Brief
Restate all of the data exactly.

Dataset items:
☆ ☆ ☆ ☆ ☆

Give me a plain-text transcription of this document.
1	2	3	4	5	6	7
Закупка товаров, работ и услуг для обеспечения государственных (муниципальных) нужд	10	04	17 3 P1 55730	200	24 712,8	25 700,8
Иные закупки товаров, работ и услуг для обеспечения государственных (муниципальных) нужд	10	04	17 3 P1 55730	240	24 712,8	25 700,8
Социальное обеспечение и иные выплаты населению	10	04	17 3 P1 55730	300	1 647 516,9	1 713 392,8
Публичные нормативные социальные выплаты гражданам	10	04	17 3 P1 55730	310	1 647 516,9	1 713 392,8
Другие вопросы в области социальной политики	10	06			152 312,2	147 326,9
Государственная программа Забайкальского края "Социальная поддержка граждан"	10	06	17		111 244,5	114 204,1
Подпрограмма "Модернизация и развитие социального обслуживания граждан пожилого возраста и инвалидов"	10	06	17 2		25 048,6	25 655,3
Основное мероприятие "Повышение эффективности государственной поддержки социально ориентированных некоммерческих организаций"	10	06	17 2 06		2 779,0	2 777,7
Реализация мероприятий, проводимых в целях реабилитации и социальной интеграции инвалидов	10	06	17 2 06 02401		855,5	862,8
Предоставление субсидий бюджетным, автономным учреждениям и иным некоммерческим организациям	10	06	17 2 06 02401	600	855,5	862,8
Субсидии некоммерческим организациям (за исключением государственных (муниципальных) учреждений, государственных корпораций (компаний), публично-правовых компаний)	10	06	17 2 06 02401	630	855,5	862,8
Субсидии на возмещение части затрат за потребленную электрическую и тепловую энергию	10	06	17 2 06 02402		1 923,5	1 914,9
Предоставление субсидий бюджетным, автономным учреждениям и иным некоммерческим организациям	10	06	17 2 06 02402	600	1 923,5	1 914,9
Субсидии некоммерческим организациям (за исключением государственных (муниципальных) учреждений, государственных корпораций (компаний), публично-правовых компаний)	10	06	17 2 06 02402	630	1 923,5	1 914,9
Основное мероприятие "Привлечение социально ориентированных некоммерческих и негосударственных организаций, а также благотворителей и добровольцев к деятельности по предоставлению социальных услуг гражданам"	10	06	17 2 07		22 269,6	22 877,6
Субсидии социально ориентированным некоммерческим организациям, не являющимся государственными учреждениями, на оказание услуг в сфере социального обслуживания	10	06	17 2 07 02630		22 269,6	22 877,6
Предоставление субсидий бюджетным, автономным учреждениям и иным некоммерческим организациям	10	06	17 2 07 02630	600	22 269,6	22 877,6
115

☆ ☆ ☆ ☆ ☆

Result
Give me a plain-text transcription of this document.
1	2	3	4	5	6	7
Закупка товаров, работ и услуг для обеспечения государственных (муниципальных) нужд	10	04	17 3 P1 55730	200	24 712,8	25 700,8
Иные закупки товаров, работ и услуг для обеспечения государственных (муниципальных) нужд	10	04	17 3 P1 55730	240	24 712,8	25 700,8
Социальное обеспечение и иные выплаты населению	10	04	17 3 P1 55730	300	1 647 516,9	1 713 392,8
Публичные нормативные социальные выплаты гражданам	10	04	17 3 P1 55730	310	1 647 516,9	1 713 392,8
Другие вопросы в области социальной политики	10	06			152 312,2	147 326,9
Государственная программа Забайкальского края "Социальная поддержка граждан"	10	06	17		111 244,5	114 204,1
Подпрограмма "Модернизация и развитие социального обслуживания граждан пожилого возраста и инвалидов"	10	06	17 2		25 048,6	25 655,3
Основное мероприятие "Повышение эффективности государственной поддержки социально ориентированных некоммерческих организаций"	10	06	17 2 06		2 779,0	2 777,7
Реализация мероприятий, проводимых в целях реабилитации и социальной интеграции инвалидов	10	06	17 2 06 02401		855,5	862,8
Предоставление субсидий бюджетным, автономным учреждениям и иным некоммерческим организациям	10	06	17 2 06 02401	600	855,5	862,8
Субсидии некоммерческим организациям (за исключением государственных (муниципальных) учреждений, государственных корпораций (компаний), публично-правовых компаний)	10	06	17 2 06 02401	630	855,5	862,8
Субсидии на возмещение части затрат за потребленную электрическую и тепловую энергию	10	06	17 2 06 02402		1 923,5	1 914,9
Предоставление субсидий бюджетным, автономным учреждениям и иным некоммерческим организациям	10	06	17 2 06 02402	600	1 923,5	1 914,9
Субсидии некоммерческим организациям (за исключением государственных (муниципальных) учреждений, государственных корпораций (компаний), публично-правовых компаний)	10	06	17 2 06 02402	630	1 923,5	1 914,9
Основное мероприятие "Привлечение социально ориентированных некоммерческих и негосударственных организаций, а также благотворителей и добровольцев к деятельности по предоставлению социальных услуг гражданам"	10	06	17 2 07		22 269,6	22 877,6
Субсидии социально ориентированным некоммерческим организациям, не являющимся государственными учреждениями, на оказание услуг в сфере социального обслуживания	10	06	17 2 07 02630		22 269,6	22 877,6
Предоставление субсидий бюджетным, автономным учреждениям и иным некоммерческим организациям	10	06	17 2 07 02630	600	22 269,6	22 877,6
115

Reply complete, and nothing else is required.